Rows from a layout dataset:
========================

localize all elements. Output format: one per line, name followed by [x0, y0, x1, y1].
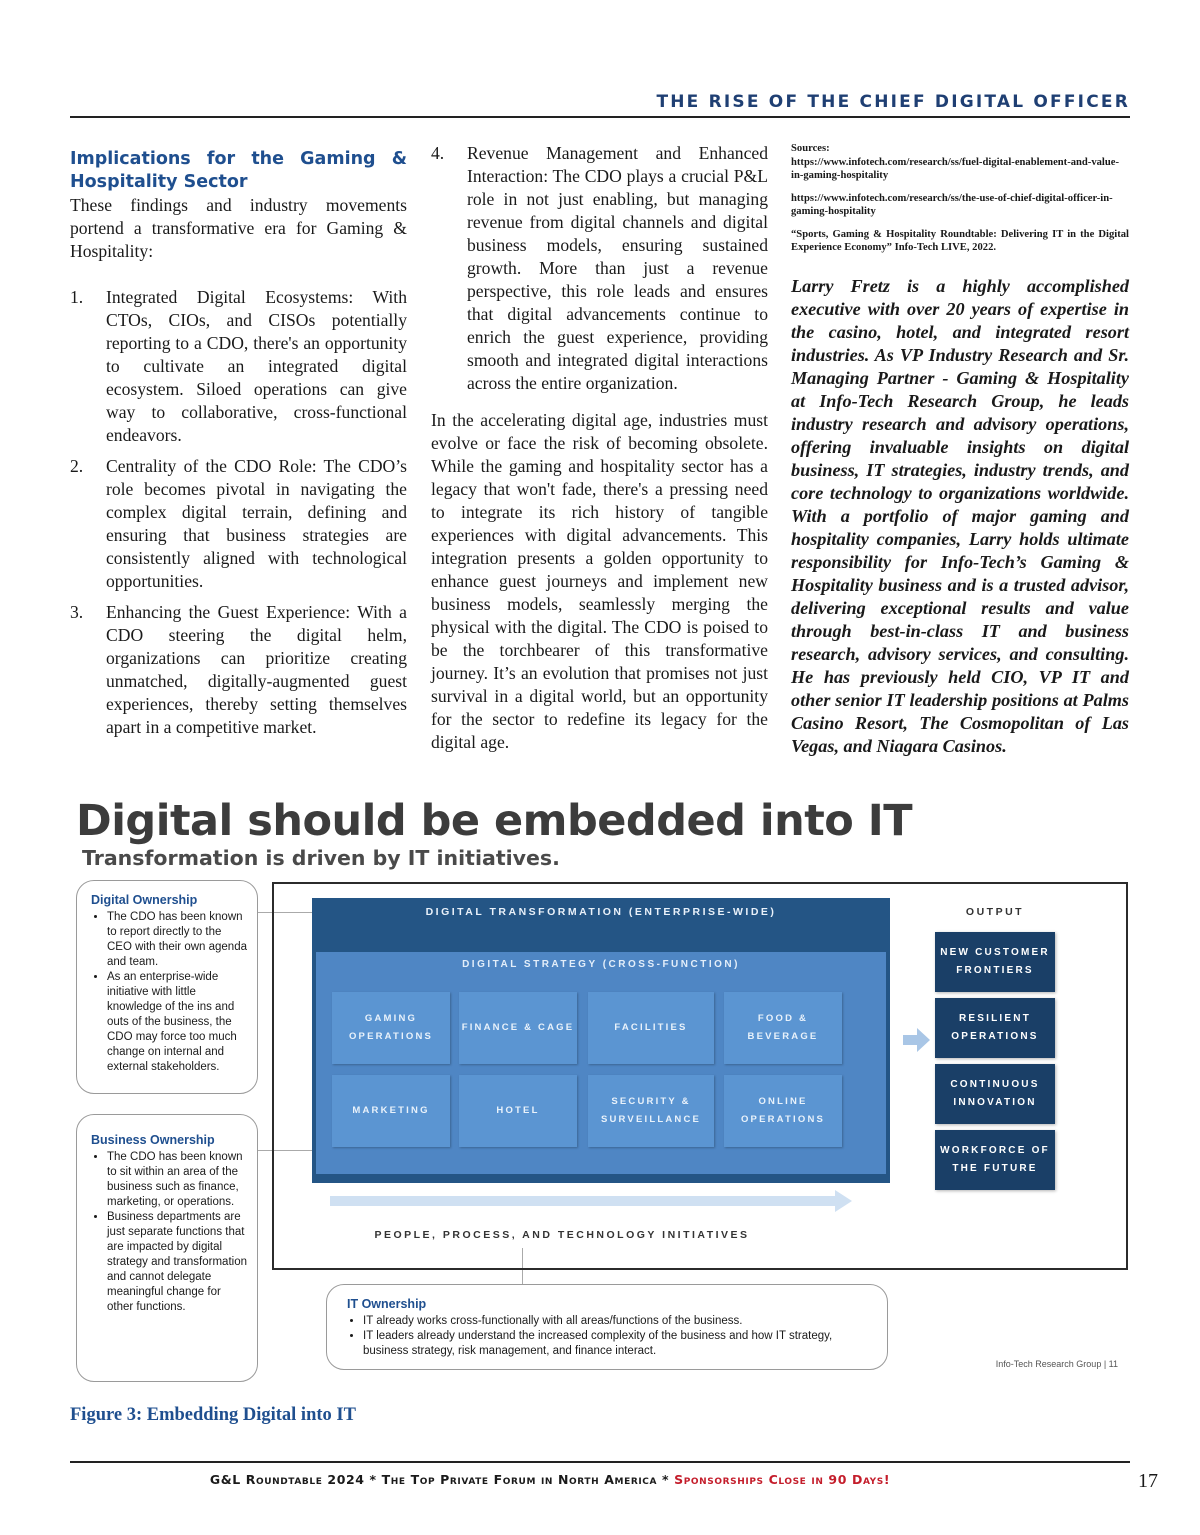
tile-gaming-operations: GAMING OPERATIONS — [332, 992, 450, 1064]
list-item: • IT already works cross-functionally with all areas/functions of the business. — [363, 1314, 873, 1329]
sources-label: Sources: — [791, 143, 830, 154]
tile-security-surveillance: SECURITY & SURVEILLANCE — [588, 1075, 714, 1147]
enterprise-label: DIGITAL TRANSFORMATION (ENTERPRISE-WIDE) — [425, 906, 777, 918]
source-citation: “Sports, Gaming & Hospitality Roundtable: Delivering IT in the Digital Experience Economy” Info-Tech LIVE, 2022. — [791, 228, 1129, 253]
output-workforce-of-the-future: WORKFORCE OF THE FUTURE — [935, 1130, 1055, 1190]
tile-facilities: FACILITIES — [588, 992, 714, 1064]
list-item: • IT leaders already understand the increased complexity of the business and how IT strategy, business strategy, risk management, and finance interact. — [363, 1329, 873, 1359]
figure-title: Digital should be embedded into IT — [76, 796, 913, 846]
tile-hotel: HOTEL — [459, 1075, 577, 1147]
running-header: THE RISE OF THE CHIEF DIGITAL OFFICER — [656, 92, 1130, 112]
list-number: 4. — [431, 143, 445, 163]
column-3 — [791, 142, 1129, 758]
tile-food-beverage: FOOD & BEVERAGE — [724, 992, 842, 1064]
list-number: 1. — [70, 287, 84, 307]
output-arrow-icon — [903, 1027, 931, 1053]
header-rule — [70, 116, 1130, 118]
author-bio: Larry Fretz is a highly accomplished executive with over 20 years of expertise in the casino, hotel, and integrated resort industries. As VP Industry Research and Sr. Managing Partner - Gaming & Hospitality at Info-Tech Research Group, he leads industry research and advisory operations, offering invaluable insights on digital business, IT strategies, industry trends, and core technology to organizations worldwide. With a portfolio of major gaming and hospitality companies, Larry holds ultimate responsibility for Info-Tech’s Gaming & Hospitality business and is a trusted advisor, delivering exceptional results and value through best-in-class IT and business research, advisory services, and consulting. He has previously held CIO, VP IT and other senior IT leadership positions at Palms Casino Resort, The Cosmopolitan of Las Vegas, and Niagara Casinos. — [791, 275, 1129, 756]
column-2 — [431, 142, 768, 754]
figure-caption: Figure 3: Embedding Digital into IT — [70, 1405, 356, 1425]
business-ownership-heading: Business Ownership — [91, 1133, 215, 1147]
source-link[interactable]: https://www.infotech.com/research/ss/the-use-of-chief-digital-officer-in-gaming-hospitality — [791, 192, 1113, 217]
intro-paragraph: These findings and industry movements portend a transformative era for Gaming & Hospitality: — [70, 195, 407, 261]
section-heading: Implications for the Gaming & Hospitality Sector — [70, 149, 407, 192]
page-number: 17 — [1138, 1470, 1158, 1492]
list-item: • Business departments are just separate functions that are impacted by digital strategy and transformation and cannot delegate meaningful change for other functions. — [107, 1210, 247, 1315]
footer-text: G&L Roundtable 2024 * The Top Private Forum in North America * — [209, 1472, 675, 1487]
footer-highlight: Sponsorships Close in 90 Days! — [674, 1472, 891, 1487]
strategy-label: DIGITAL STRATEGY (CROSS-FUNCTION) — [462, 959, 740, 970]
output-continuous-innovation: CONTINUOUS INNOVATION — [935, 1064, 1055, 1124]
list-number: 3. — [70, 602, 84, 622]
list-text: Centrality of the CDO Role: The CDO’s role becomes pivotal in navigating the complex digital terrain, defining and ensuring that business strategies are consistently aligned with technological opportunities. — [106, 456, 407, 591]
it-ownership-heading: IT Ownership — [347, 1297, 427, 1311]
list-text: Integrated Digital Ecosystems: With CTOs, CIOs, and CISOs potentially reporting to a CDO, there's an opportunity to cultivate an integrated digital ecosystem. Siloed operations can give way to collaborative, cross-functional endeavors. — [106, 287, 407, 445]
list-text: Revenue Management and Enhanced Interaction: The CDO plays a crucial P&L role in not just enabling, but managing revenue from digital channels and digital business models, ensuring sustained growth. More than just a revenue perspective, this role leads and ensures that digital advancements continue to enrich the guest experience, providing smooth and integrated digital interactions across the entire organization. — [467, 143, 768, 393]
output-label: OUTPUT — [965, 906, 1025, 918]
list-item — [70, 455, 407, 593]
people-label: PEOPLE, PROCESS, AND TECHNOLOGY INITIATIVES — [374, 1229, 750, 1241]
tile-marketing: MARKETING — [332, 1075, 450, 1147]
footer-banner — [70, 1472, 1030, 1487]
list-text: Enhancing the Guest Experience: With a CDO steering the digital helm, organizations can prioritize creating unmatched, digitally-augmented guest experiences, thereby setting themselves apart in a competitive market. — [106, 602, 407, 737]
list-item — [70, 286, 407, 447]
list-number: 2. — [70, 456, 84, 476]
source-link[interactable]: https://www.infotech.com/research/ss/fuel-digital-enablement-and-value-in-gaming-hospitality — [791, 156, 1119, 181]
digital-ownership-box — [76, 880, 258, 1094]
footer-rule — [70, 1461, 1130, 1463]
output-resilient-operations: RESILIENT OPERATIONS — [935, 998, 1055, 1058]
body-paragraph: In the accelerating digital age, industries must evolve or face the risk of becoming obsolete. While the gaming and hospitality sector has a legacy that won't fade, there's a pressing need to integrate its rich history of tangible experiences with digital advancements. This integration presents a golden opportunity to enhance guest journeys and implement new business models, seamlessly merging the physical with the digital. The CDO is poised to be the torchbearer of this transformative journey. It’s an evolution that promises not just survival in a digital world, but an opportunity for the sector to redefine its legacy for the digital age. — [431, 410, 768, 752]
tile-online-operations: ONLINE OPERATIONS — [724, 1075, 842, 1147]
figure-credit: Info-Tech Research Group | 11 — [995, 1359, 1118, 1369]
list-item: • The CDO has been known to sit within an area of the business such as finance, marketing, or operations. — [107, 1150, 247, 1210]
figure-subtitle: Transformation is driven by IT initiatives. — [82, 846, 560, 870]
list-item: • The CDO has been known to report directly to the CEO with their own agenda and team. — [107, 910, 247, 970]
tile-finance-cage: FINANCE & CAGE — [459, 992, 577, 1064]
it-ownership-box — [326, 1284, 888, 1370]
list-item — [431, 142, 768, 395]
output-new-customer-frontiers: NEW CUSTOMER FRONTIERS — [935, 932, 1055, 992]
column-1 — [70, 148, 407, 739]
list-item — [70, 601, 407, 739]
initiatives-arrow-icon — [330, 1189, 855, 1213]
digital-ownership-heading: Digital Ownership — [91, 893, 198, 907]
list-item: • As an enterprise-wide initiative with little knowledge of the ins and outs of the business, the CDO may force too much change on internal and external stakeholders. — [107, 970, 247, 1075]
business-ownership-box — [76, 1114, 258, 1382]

========================

▸ What is needed
Format the records as a JSON list of strings, one string per line and no blank lines, beginning at the line containing "tile-gaming-operations: GAMING OPERATIONS" and ending after the line containing "header-rule — [70, 116, 1130, 118]".

▸ Final result
[
  "tile-gaming-operations: GAMING OPERATIONS — [332, 992, 450, 1064]",
  "list-item: • IT already works cross-functionally with all areas/functions of the business. — [363, 1314, 873, 1329]",
  "sources-label: Sources: — [791, 143, 830, 154]",
  "tile-security-surveillance: SECURITY & SURVEILLANCE — [588, 1075, 714, 1147]",
  "enterprise-label: DIGITAL TRANSFORMATION (ENTERPRISE-WIDE) — [425, 906, 777, 918]",
  "source-citation: “Sports, Gaming & Hospitality Roundtable: Delivering IT in the Digital Experience Economy” Info-Tech LIVE, 2022. — [791, 228, 1129, 253]",
  "output-workforce-of-the-future: WORKFORCE OF THE FUTURE — [935, 1130, 1055, 1190]",
  "tile-facilities: FACILITIES — [588, 992, 714, 1064]",
  "list-item: • IT leaders already understand the increased complexity of the business and how IT strategy, business strategy, risk management, and finance interact. — [363, 1329, 873, 1359]",
  "figure-title: Digital should be embedded into IT — [76, 796, 913, 846]",
  "tile-hotel: HOTEL — [459, 1075, 577, 1147]",
  "running-header: THE RISE OF THE CHIEF DIGITAL OFFICER — [656, 92, 1130, 112]",
  "list-number: 4. — [431, 143, 445, 163]",
  "column-3 — [791, 142, 1129, 758]",
  "tile-food-beverage: FOOD & BEVERAGE — [724, 992, 842, 1064]",
  "list-number: 1. — [70, 287, 84, 307]",
  "output-arrow-icon — [903, 1027, 931, 1053]",
  "header-rule — [70, 116, 1130, 118]"
]